Your goal >>
Copy all lines in which the word "Produit" can be found.
═══ Raw data
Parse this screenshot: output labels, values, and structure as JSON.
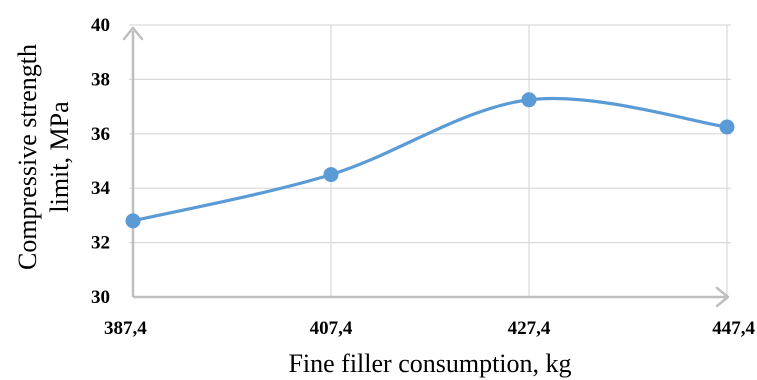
{
  "chart_data": {
    "type": "line",
    "title": "",
    "xlabel": "Fine filler consumption, kg",
    "ylabel_lines": [
      "Compressive strength",
      "limit, MPa"
    ],
    "categories": [
      "387,4",
      "407,4",
      "427,4",
      "447,4"
    ],
    "series": [
      {
        "values": [
          32.8,
          34.5,
          37.25,
          36.25
        ]
      }
    ],
    "ylim": [
      30,
      40
    ],
    "yticks": [
      30,
      32,
      34,
      36,
      38,
      40
    ],
    "ytick_labels": [
      "30",
      "32",
      "34",
      "36",
      "38",
      "40"
    ],
    "smooth": true,
    "grid": true,
    "legend": "none",
    "colors": {
      "series": "#5B9BD5",
      "grid": "#D9D9D9",
      "axis": "#BFBFBF"
    }
  }
}
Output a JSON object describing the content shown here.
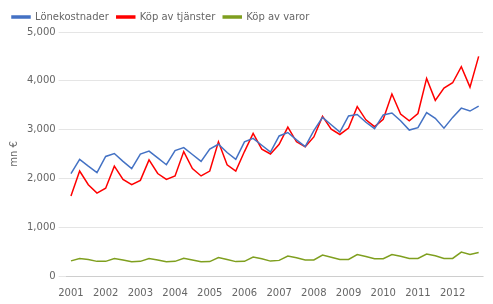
{
  "chart_data": {
    "type": "line",
    "ylabel": "mn €",
    "categories": [
      "2001",
      null,
      null,
      null,
      "2002",
      null,
      null,
      null,
      "2003",
      null,
      null,
      null,
      "2004",
      null,
      null,
      null,
      "2005",
      null,
      null,
      null,
      "2006",
      null,
      null,
      null,
      "2007",
      null,
      null,
      null,
      "2008",
      null,
      null,
      null,
      "2009",
      null,
      null,
      null,
      "2010",
      null,
      null,
      null,
      "2011",
      null,
      null,
      null,
      "2012",
      null,
      null,
      null
    ],
    "series": [
      {
        "name": "Lönekostnader",
        "color": "#4472c4",
        "values": [
          2100,
          2390,
          2250,
          2120,
          2450,
          2510,
          2350,
          2200,
          2500,
          2560,
          2420,
          2280,
          2570,
          2630,
          2490,
          2350,
          2600,
          2700,
          2530,
          2390,
          2750,
          2820,
          2680,
          2540,
          2870,
          2940,
          2790,
          2650,
          2980,
          3250,
          3100,
          2950,
          3280,
          3310,
          3150,
          3020,
          3300,
          3340,
          3180,
          2990,
          3040,
          3350,
          3230,
          3030,
          3250,
          3440,
          3380,
          3480
        ]
      },
      {
        "name": "Köp av tjänster",
        "color": "#ff0000",
        "values": [
          1640,
          2150,
          1870,
          1700,
          1800,
          2250,
          1980,
          1870,
          1960,
          2380,
          2100,
          1980,
          2050,
          2550,
          2200,
          2050,
          2150,
          2750,
          2280,
          2150,
          2550,
          2920,
          2600,
          2500,
          2700,
          3050,
          2750,
          2650,
          2850,
          3270,
          3010,
          2900,
          3030,
          3470,
          3200,
          3060,
          3210,
          3730,
          3320,
          3180,
          3330,
          4050,
          3600,
          3850,
          3960,
          4290,
          3870,
          4500
        ]
      },
      {
        "name": "Köp av varor",
        "color": "#7f9f1f",
        "values": [
          310,
          360,
          340,
          300,
          300,
          360,
          330,
          290,
          300,
          360,
          330,
          290,
          300,
          365,
          330,
          290,
          295,
          380,
          340,
          295,
          300,
          390,
          355,
          305,
          320,
          410,
          375,
          330,
          330,
          430,
          385,
          340,
          340,
          440,
          400,
          355,
          355,
          440,
          405,
          360,
          360,
          450,
          415,
          360,
          360,
          490,
          440,
          480
        ]
      }
    ],
    "ylim": [
      0,
      5000
    ],
    "yticks": [
      0,
      1000,
      2000,
      3000,
      4000,
      5000
    ],
    "grid": true,
    "legend": "upper left"
  }
}
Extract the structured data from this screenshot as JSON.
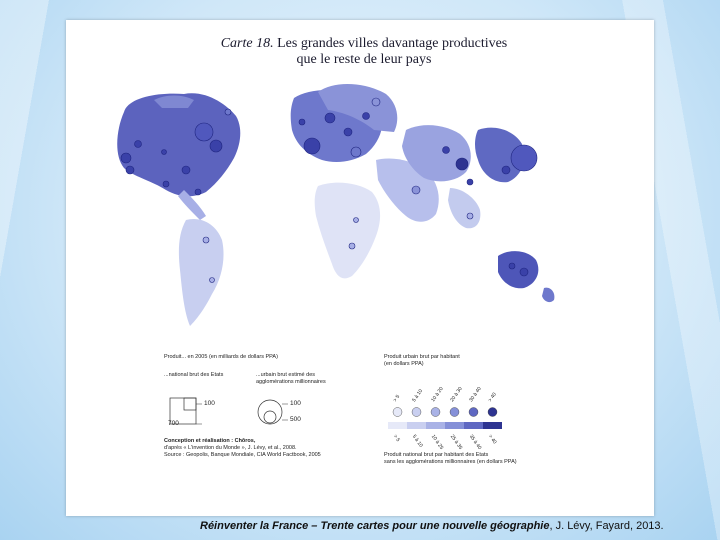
{
  "map": {
    "title_number": "Carte 18.",
    "title_line1": "Les grandes villes davantage productives",
    "title_line2": "que le reste de leur pays"
  },
  "legend": {
    "product_heading": "Produit... en 2005 (en milliards de dollars PPA)",
    "national_label": "...national brut des Etats",
    "urban_label_line1": "...urbain brut estimé des",
    "urban_label_line2": "agglomérations millionnaires",
    "square_small_value": "100",
    "square_large_value": "700",
    "circle_small_value": "100",
    "circle_large_value": "500",
    "urban_per_capita_heading_line1": "Produit urbain brut par habitant",
    "urban_per_capita_heading_line2": "(en dollars PPA)",
    "national_per_capita_line1": "Produit national brut par habitant des Etats",
    "national_per_capita_line2": "sans les agglomérations millionnaires (en dollars PPA)",
    "top_ticks": [
      "> 5",
      "5 à 10",
      "10 à 20",
      "20 à 30",
      "30 à 40",
      "> 40"
    ],
    "bottom_ticks": [
      "> 5",
      "5 à 10",
      "10 à 25",
      "25 à 35",
      "35 à 40",
      "> 40"
    ],
    "class_colors": [
      "#e6e9f8",
      "#c9cff0",
      "#a9b2e6",
      "#8590d8",
      "#5f68c2",
      "#2e3491"
    ],
    "credits_line1": "Conception et réalisation : Chôros,",
    "credits_line2": "d'après « L'invention du Monde », J. Lévy, et al., 2008.",
    "source_line": "Source : Geopolis, Banque Mondiale, CIA World Factbook, 2005"
  },
  "caption": {
    "title": "Réinventer la France – Trente cartes pour une nouvelle géographie",
    "rest": ", J. Lévy, Fayard, 2013."
  }
}
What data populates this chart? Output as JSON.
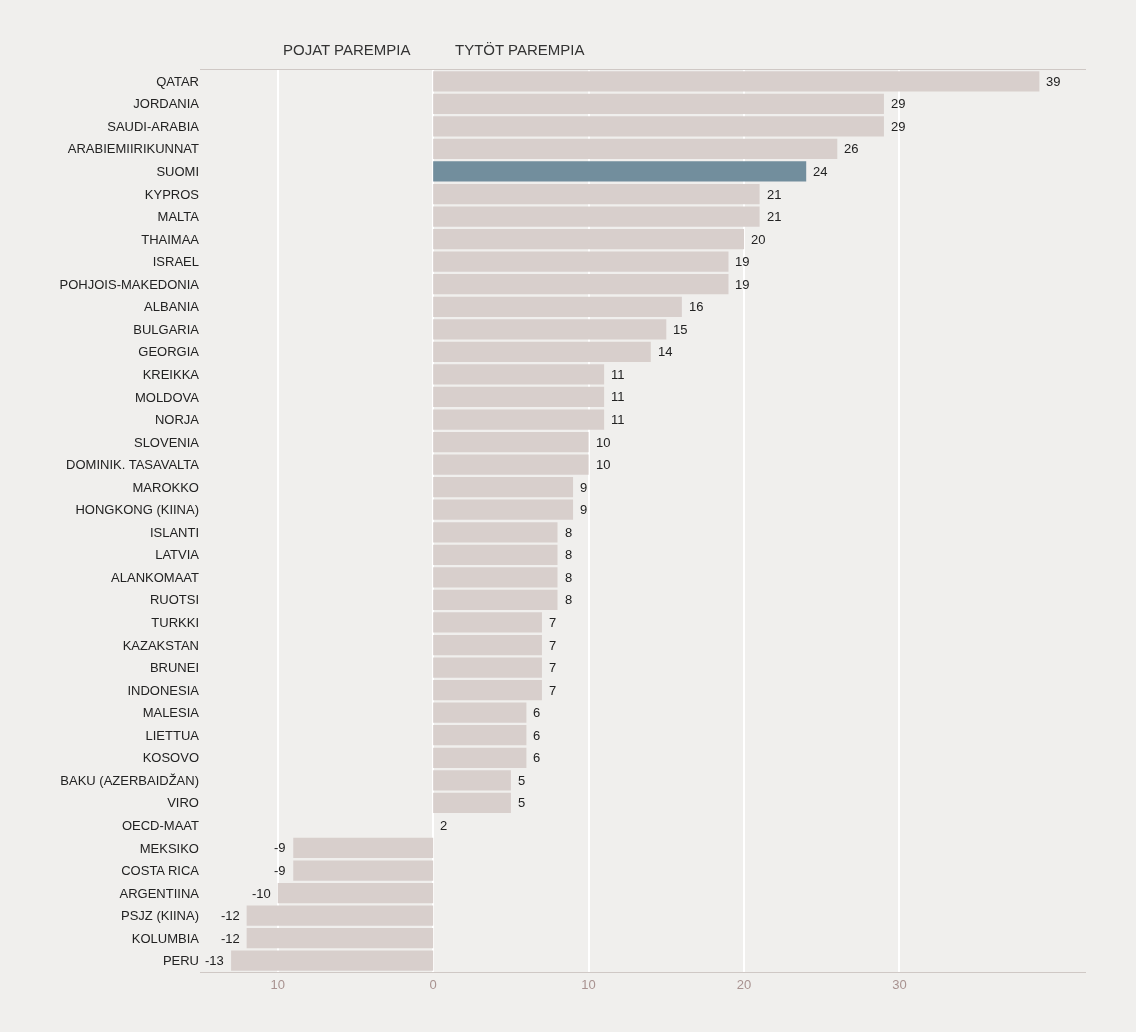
{
  "chart_data": {
    "type": "bar",
    "orientation": "horizontal",
    "annotations": [
      "POJAT PAREMPIA",
      "TYTÖT PAREMPIA"
    ],
    "categories": [
      "QATAR",
      "JORDANIA",
      "SAUDI-ARABIA",
      "ARABIEMIIRIKUNNAT",
      "SUOMI",
      "KYPROS",
      "MALTA",
      "THAIMAA",
      "ISRAEL",
      "POHJOIS-MAKEDONIA",
      "ALBANIA",
      "BULGARIA",
      "GEORGIA",
      "KREIKKA",
      "MOLDOVA",
      "NORJA",
      "SLOVENIA",
      "DOMINIK. TASAVALTA",
      "MAROKKO",
      "HONGKONG (KIINA)",
      "ISLANTI",
      "LATVIA",
      "ALANKOMAAT",
      "RUOTSI",
      "TURKKI",
      "KAZAKSTAN",
      "BRUNEI",
      "INDONESIA",
      "MALESIA",
      "LIETTUA",
      "KOSOVO",
      "BAKU (AZERBAIDŽAN)",
      "VIRO",
      "OECD-MAAT",
      "MEKSIKO",
      "COSTA RICA",
      "ARGENTIINA",
      "PSJZ (KIINA)",
      "KOLUMBIA",
      "PERU"
    ],
    "values": [
      39,
      29,
      29,
      26,
      24,
      21,
      21,
      20,
      19,
      19,
      16,
      15,
      14,
      11,
      11,
      11,
      10,
      10,
      9,
      9,
      8,
      8,
      8,
      8,
      7,
      7,
      7,
      7,
      6,
      6,
      6,
      5,
      5,
      null,
      -9,
      -9,
      -10,
      -12,
      -12,
      -13
    ],
    "value_labels": [
      "39",
      "29",
      "29",
      "26",
      "24",
      "21",
      "21",
      "20",
      "19",
      "19",
      "16",
      "15",
      "14",
      "11",
      "11",
      "11",
      "10",
      "10",
      "9",
      "9",
      "8",
      "8",
      "8",
      "8",
      "7",
      "7",
      "7",
      "7",
      "6",
      "6",
      "6",
      "5",
      "5",
      "2",
      "-9",
      "-9",
      "-10",
      "-12",
      "-12",
      "-13"
    ],
    "colors": [
      "#d8cfcc",
      "#d8cfcc",
      "#d8cfcc",
      "#d8cfcc",
      "#728e9d",
      "#d8cfcc",
      "#d8cfcc",
      "#d8cfcc",
      "#d8cfcc",
      "#d8cfcc",
      "#d8cfcc",
      "#d8cfcc",
      "#d8cfcc",
      "#d8cfcc",
      "#d8cfcc",
      "#d8cfcc",
      "#d8cfcc",
      "#d8cfcc",
      "#d8cfcc",
      "#d8cfcc",
      "#d8cfcc",
      "#d8cfcc",
      "#d8cfcc",
      "#d8cfcc",
      "#d8cfcc",
      "#d8cfcc",
      "#d8cfcc",
      "#d8cfcc",
      "#d8cfcc",
      "#d8cfcc",
      "#d8cfcc",
      "#d8cfcc",
      "#d8cfcc",
      "#d8cfcc",
      "#d8cfcc",
      "#d8cfcc",
      "#d8cfcc",
      "#d8cfcc",
      "#d8cfcc",
      "#d8cfcc"
    ],
    "xlim": [
      -15,
      42
    ],
    "xticks": [
      {
        "value": -10,
        "label": "10"
      },
      0,
      10,
      20,
      30
    ],
    "grid": "x"
  }
}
══════
Response to the exercise >>
    "product_heading": "Produit... en 2005 (en milliards de dollars PPA)",
    "urban_per_capita_heading_line1": "Produit urbain brut par habitant",
    "national_per_capita_line1": "Produit national brut par habitant des Etats",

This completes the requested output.